• [Requirement]:
Tally the lines containing "folder" and report the number alone.

Saved data entries:
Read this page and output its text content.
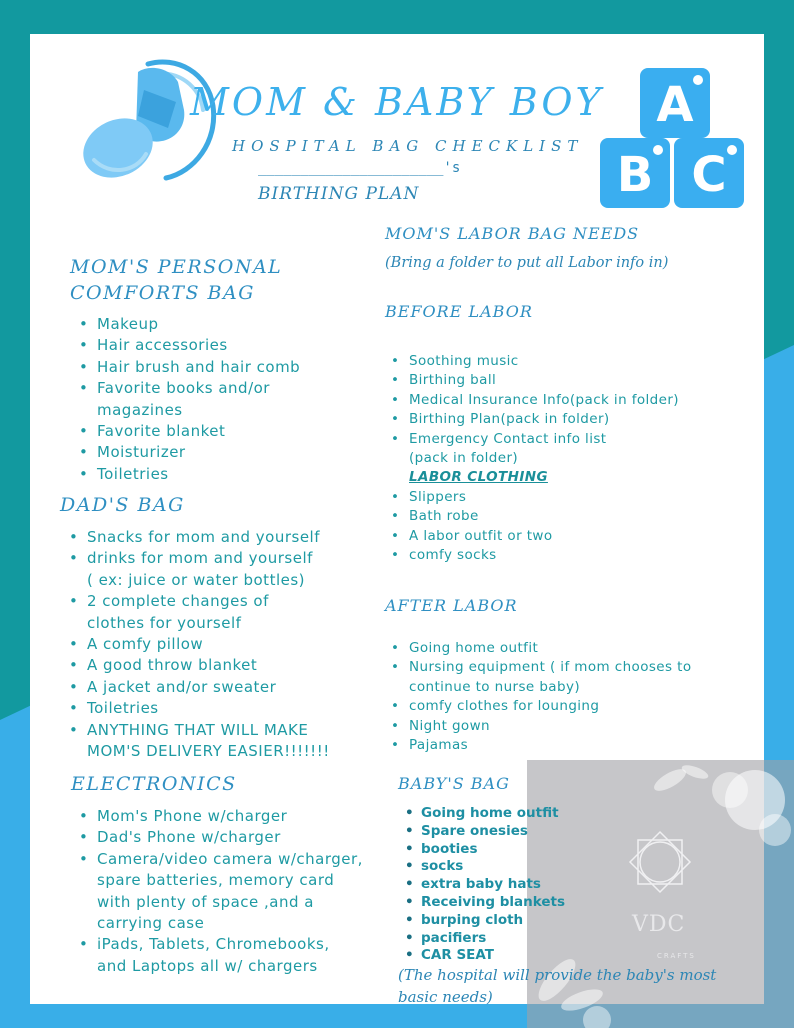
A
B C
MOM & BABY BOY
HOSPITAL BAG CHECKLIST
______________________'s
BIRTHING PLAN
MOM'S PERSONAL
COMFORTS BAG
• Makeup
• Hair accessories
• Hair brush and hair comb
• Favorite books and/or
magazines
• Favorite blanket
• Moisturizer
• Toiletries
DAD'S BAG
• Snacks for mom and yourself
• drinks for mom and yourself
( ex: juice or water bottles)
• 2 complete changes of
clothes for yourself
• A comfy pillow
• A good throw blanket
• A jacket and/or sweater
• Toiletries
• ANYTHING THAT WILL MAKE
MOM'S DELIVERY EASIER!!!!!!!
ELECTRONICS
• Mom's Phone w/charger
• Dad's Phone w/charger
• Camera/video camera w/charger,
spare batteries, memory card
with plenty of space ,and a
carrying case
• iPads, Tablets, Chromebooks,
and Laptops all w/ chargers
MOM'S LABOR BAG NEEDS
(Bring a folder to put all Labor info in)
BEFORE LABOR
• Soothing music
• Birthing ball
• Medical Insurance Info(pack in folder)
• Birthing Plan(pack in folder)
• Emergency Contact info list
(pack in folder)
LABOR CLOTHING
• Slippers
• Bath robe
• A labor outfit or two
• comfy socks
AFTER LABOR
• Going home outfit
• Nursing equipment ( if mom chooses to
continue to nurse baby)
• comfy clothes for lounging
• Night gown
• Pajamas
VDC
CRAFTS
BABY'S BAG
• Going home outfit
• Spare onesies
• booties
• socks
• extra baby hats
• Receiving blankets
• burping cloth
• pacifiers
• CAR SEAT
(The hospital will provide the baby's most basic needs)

• [Output of the exercise]:
4